• [Stated task] Which lines hold the word "they"? Copy each of them from the material.

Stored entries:

☆ ☆ ☆ ☆ ☆

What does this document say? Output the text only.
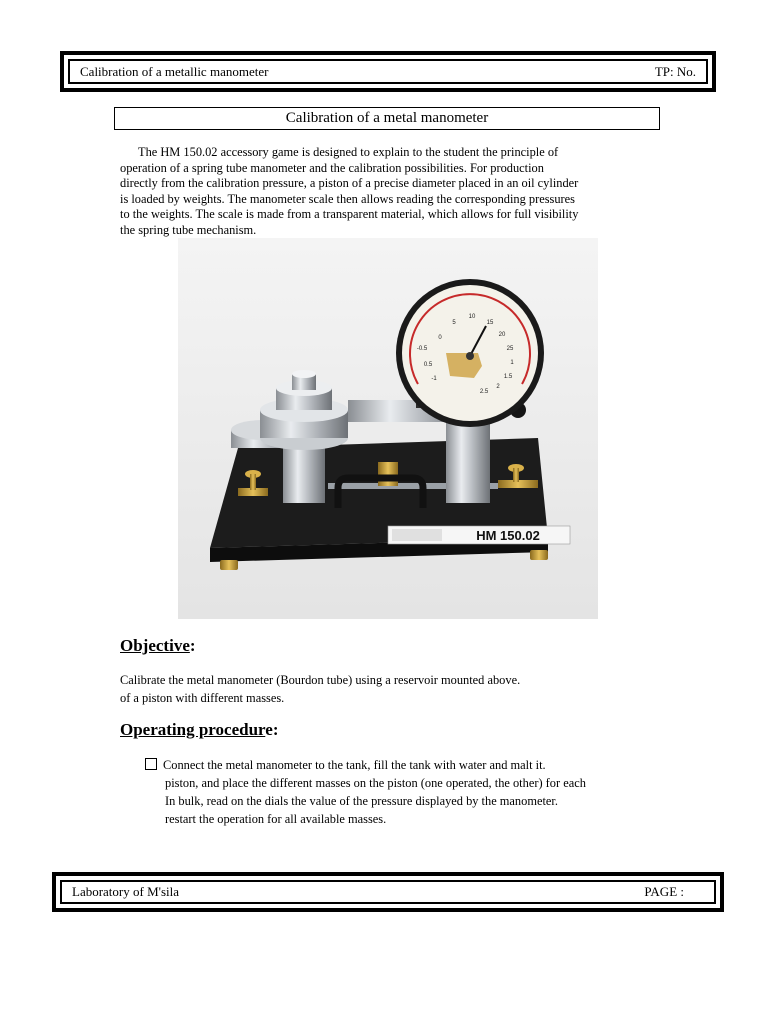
Calibration of a metallic manometer	TP: No.
Calibration of a metal manometer

The HM 150.02 accessory game is designed to explain to the student the principle of
operation of a spring tube manometer and the calibration possibilities. For production
directly from the calibration pressure, a piston of a precise diameter placed in an oil cylinder
is loaded by weights. The manometer scale then allows reading the corresponding pressures
to the weights. The scale is made from a transparent material, which allows for full visibility
the spring tube mechanism.

HM 150.02
0
5
10
15
20
25
-0.5
0.5
-1
1
1.5
2
2.5
Objective:

Calibrate the metal manometer (Bourdon tube) using a reservoir mounted above.
of a piston with different masses.

Operating procedure:

Connect the metal manometer to the tank, fill the tank with water and malt it.
piston, and place the different masses on the piston (one operated, the other) for each
In bulk, read on the dials the value of the pressure displayed by the manometer.
restart the operation for all available masses.

Laboratory of M'sila	PAGE :
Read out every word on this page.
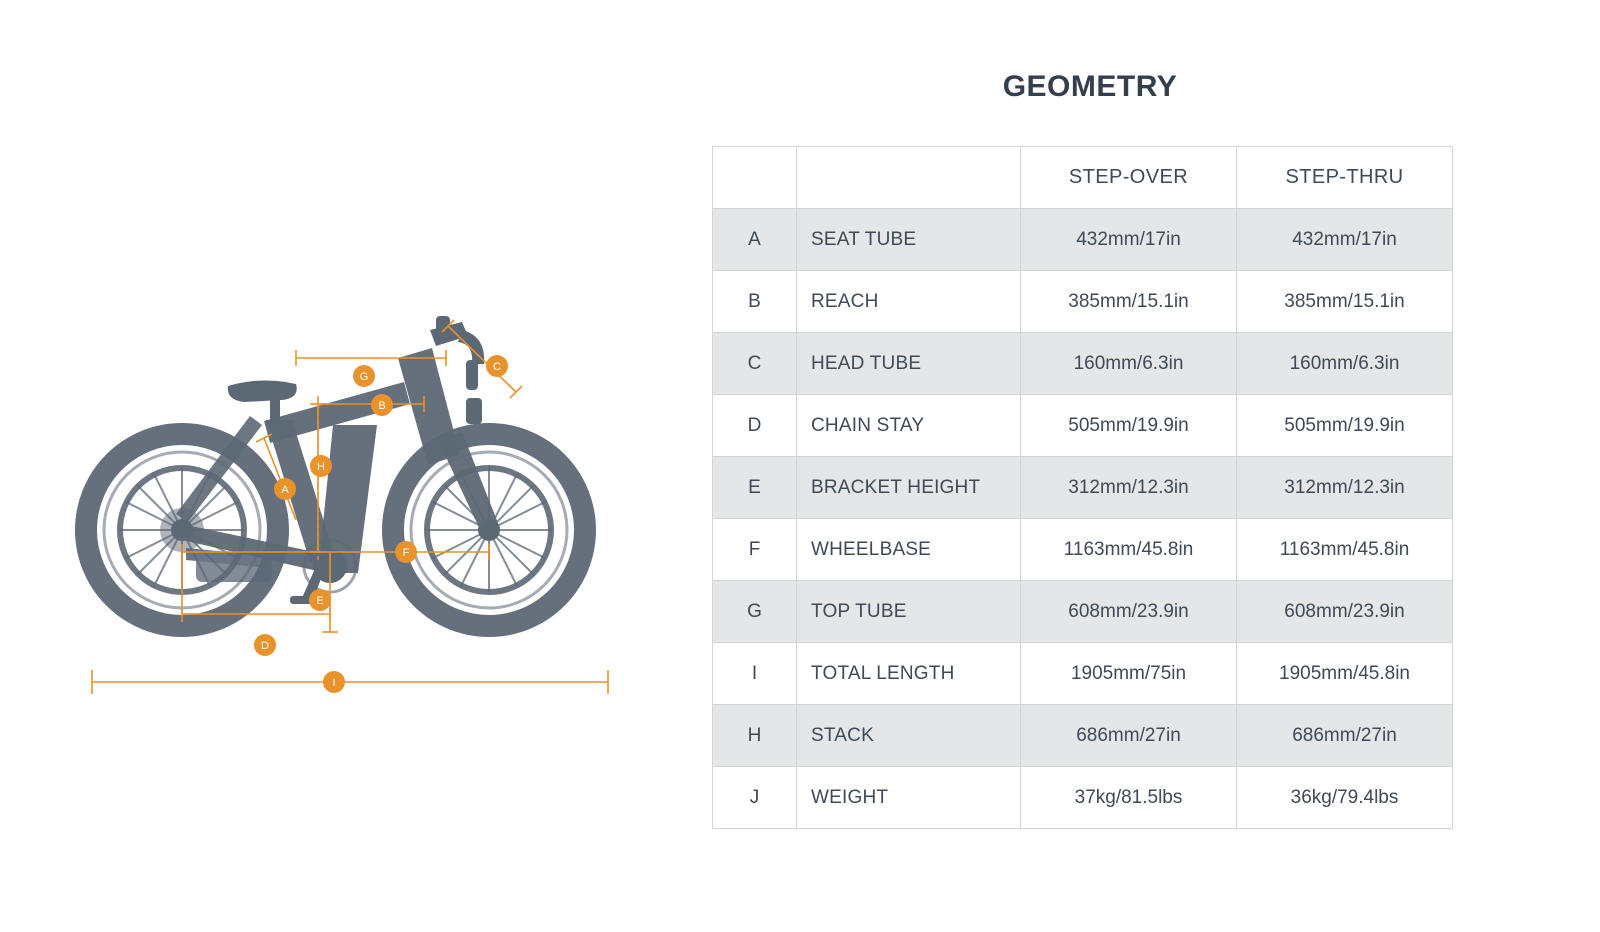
G
C
B
H
A
F
E
D
I
GEOMETRY
		STEP-OVER	STEP-THRU
A	SEAT TUBE	432mm/17in	432mm/17in
B	REACH	385mm/15.1in	385mm/15.1in
C	HEAD TUBE	160mm/6.3in	160mm/6.3in
D	CHAIN STAY	505mm/19.9in	505mm/19.9in
E	BRACKET HEIGHT	312mm/12.3in	312mm/12.3in
F	WHEELBASE	1163mm/45.8in	1163mm/45.8in
G	TOP TUBE	608mm/23.9in	608mm/23.9in
I	TOTAL LENGTH	1905mm/75in	1905mm/45.8in
H	STACK	686mm/27in	686mm/27in
J	WEIGHT	37kg/81.5lbs	36kg/79.4lbs
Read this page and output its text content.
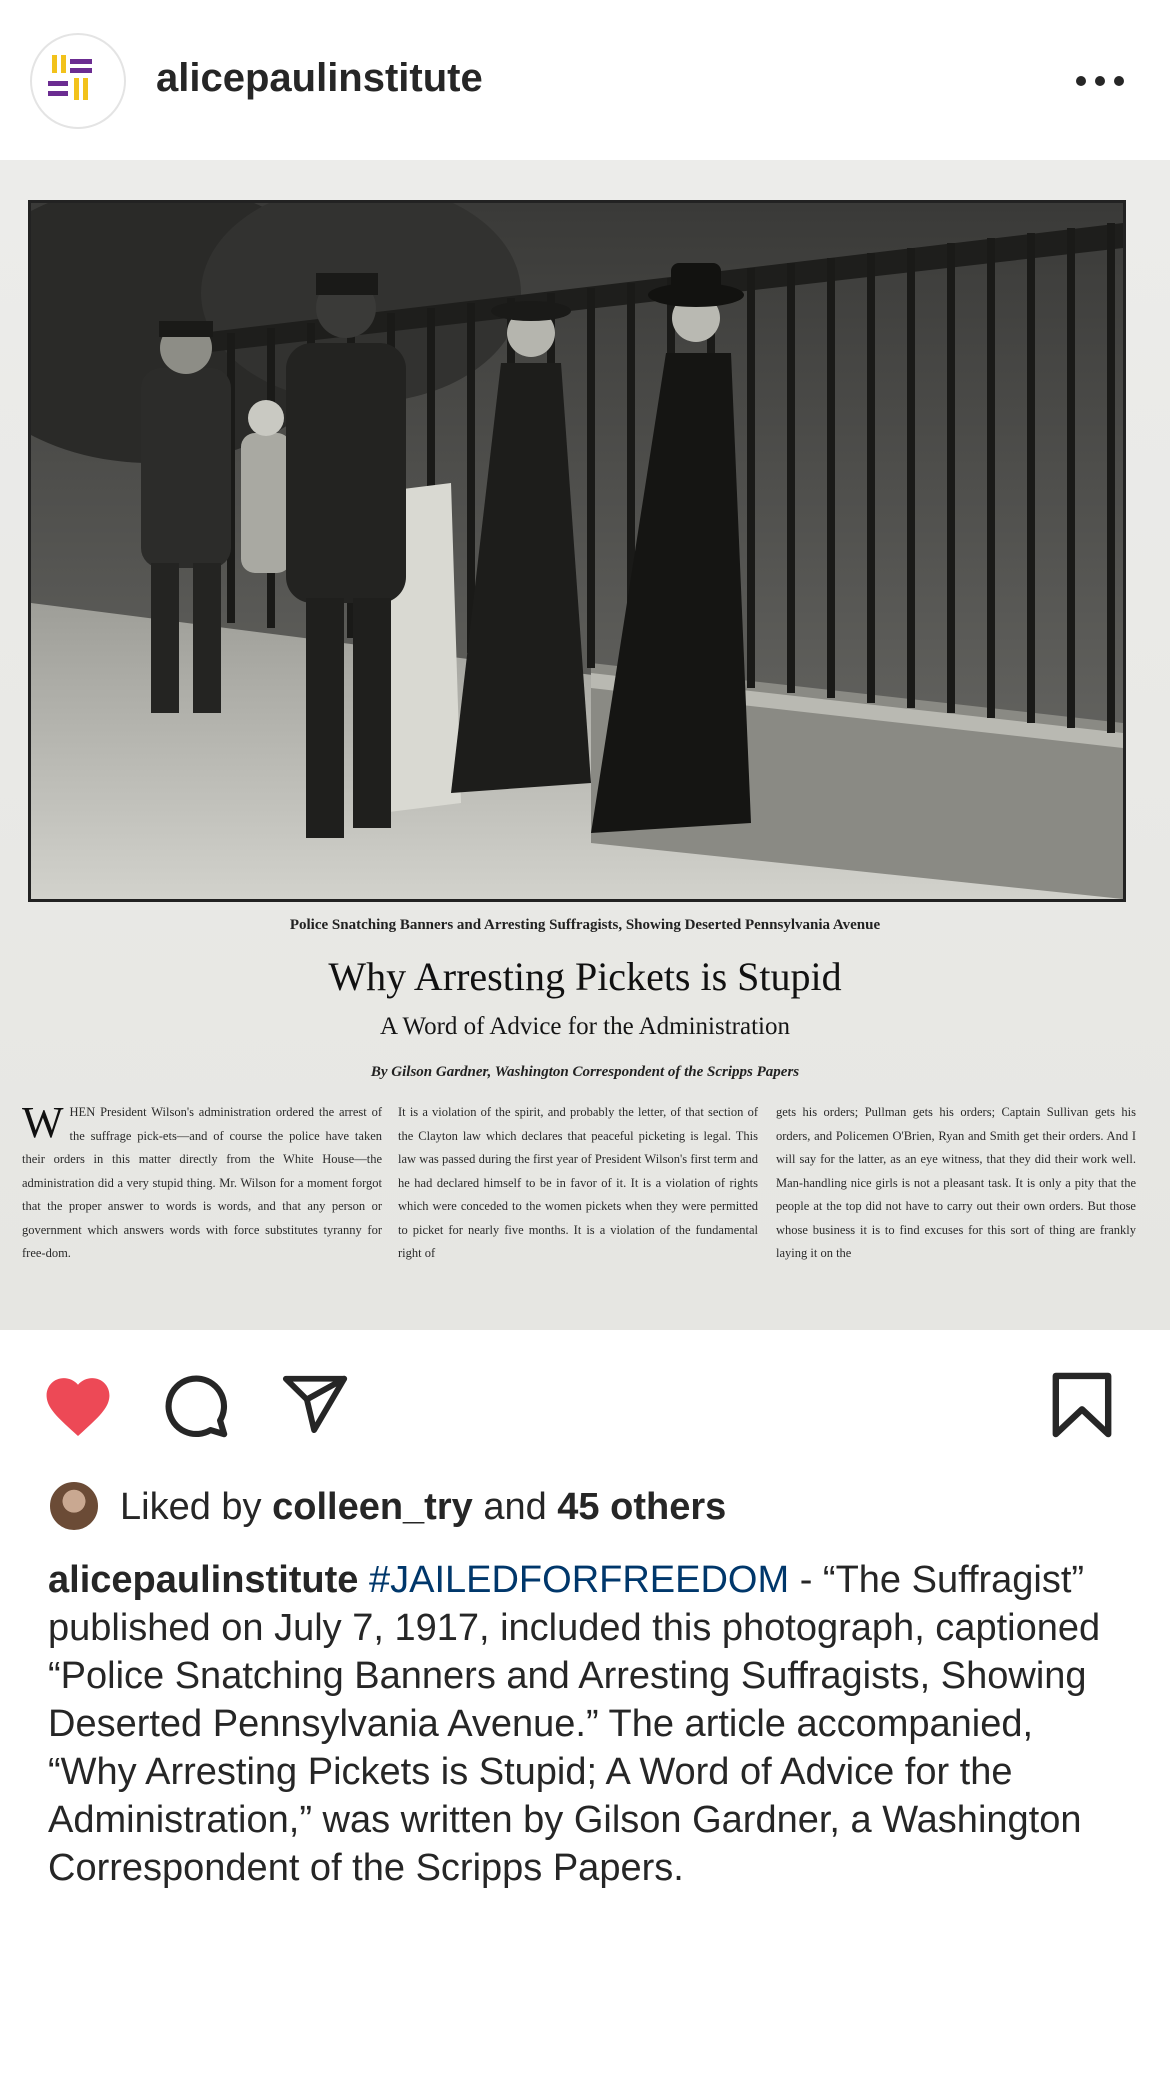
alicepaulinstitute
Police Snatching Banners and Arresting Suffragists, Showing Deserted Pennsylvania Avenue
Why Arresting Pickets is Stupid
A Word of Advice for the Administration
By Gilson Gardner, Washington Correspondent of the Scripps Papers
WHEN President Wilson's administration ordered the arrest of the suffrage pick-ets—and of course the police have taken their orders in this matter directly from the White House—the administration did a very stupid thing. Mr. Wilson for a moment forgot that the proper answer to words is words, and that any person or government which answers words with force substitutes tyranny for free-dom.
It is a violation of the spirit, and probably the letter, of that section of the Clayton law which declares that peaceful picketing is legal. This law was passed during the first year of President Wilson's first term and he had declared himself to be in favor of it. It is a violation of rights which were conceded to the women pickets when they were permitted to picket for nearly five months. It is a violation of the fundamental right of
gets his orders; Pullman gets his orders; Captain Sullivan gets his orders, and Policemen O'Brien, Ryan and Smith get their orders. And I will say for the latter, as an eye witness, that they did their work well. Man-handling nice girls is not a pleasant task. It is only a pity that the people at the top did not have to carry out their own orders. But those whose business it is to find excuses for this sort of thing are frankly laying it on the
Liked by colleen_try and 45 others
alicepaulinstitute #JAILEDFORFREEDOM - “The Suffragist” published on July 7, 1917, included this photograph, captioned “Police Snatching Banners and Arresting Suffragists, Showing Deserted Pennsylvania Avenue.” The article accompanied, “Why Arresting Pickets is Stupid; A Word of Advice for the Administration,” was written by Gilson Gardner, a Washington Correspondent of the Scripps Papers.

☆ ☆ ☆ ☆ ☆

• [Response for this exercise]
It is a violation of the spirit, and probably the letter, of that section of the Clayton law which declares that peaceful picketing is legal. This law was passed during the first year of President Wilson's first term and he had declared himself to be in favor of it. It is a violation of rights which were conceded to the women pickets when they were permitted to picket for nearly five months. It is a violation of the fundamental right of
gets his orders; Pullman gets his orders; Captain Sullivan gets his orders, and Policemen O'Brien, Ryan and Smith get their orders. And I will say for the latter, as an eye witness, that they did their work well. Man-handling nice girls is not a pleasant task. It is only a pity that the people at the top did not have to carry out their own orders. But those whose business it is to find excuses for this sort of thing are frankly laying it on the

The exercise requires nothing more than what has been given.